=== MATERIAL FOR THIS TASK ===

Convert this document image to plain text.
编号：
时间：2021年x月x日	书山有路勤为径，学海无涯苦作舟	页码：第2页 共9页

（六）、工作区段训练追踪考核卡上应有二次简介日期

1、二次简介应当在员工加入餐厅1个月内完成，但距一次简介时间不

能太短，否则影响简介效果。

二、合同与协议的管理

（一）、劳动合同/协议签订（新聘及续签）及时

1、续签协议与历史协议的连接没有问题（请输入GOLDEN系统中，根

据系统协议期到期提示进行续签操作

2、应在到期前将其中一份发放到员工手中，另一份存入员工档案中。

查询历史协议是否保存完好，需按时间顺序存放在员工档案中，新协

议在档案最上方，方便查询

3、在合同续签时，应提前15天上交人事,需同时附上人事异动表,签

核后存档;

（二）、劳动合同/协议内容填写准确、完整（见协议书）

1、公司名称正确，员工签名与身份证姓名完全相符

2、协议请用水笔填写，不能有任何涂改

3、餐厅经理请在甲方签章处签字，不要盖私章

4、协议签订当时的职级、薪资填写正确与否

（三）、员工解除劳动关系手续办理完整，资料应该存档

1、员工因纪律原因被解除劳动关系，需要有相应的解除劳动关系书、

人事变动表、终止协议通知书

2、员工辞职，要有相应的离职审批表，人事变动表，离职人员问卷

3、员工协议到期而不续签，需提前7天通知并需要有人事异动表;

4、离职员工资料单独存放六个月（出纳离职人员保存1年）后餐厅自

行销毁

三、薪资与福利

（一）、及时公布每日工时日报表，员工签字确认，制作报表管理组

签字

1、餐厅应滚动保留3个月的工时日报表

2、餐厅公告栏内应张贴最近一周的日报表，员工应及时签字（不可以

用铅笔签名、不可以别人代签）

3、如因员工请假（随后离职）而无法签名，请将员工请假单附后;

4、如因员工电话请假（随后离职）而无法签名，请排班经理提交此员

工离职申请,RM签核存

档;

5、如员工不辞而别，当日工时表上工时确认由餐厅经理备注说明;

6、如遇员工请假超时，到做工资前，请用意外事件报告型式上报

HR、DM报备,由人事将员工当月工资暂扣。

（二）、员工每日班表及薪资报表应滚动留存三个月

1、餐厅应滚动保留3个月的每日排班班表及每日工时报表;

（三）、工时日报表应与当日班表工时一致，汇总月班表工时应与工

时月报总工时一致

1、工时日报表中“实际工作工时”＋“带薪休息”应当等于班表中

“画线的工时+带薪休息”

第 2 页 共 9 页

===

PROBLEM DESCRIPTION —
Give all of the entries again, word for word.

REPLY —
Convert this document image to plain text.
编号：
时间：2021年x月x日	书山有路勤为径，学海无涯苦作舟	页码：第2页 共9页

（六）、工作区段训练追踪考核卡上应有二次简介日期

1、二次简介应当在员工加入餐厅1个月内完成，但距一次简介时间不

能太短，否则影响简介效果。

二、合同与协议的管理

（一）、劳动合同/协议签订（新聘及续签）及时

1、续签协议与历史协议的连接没有问题（请输入GOLDEN系统中，根

据系统协议期到期提示进行续签操作

2、应在到期前将其中一份发放到员工手中，另一份存入员工档案中。

查询历史协议是否保存完好，需按时间顺序存放在员工档案中，新协

议在档案最上方，方便查询

3、在合同续签时，应提前15天上交人事,需同时附上人事异动表,签

核后存档;

（二）、劳动合同/协议内容填写准确、完整（见协议书）

1、公司名称正确，员工签名与身份证姓名完全相符

2、协议请用水笔填写，不能有任何涂改

3、餐厅经理请在甲方签章处签字，不要盖私章

4、协议签订当时的职级、薪资填写正确与否

（三）、员工解除劳动关系手续办理完整，资料应该存档

1、员工因纪律原因被解除劳动关系，需要有相应的解除劳动关系书、

人事变动表、终止协议通知书

2、员工辞职，要有相应的离职审批表，人事变动表，离职人员问卷

3、员工协议到期而不续签，需提前7天通知并需要有人事异动表;

4、离职员工资料单独存放六个月（出纳离职人员保存1年）后餐厅自

行销毁

三、薪资与福利

（一）、及时公布每日工时日报表，员工签字确认，制作报表管理组

签字

1、餐厅应滚动保留3个月的工时日报表

2、餐厅公告栏内应张贴最近一周的日报表，员工应及时签字（不可以

用铅笔签名、不可以别人代签）

3、如因员工请假（随后离职）而无法签名，请将员工请假单附后;

4、如因员工电话请假（随后离职）而无法签名，请排班经理提交此员

工离职申请,RM签核存

档;

5、如员工不辞而别，当日工时表上工时确认由餐厅经理备注说明;

6、如遇员工请假超时，到做工资前，请用意外事件报告型式上报

HR、DM报备,由人事将员工当月工资暂扣。

（二）、员工每日班表及薪资报表应滚动留存三个月

1、餐厅应滚动保留3个月的每日排班班表及每日工时报表;

（三）、工时日报表应与当日班表工时一致，汇总月班表工时应与工

时月报总工时一致

1、工时日报表中“实际工作工时”＋“带薪休息”应当等于班表中

“画线的工时+带薪休息”

第 2 页 共 9 页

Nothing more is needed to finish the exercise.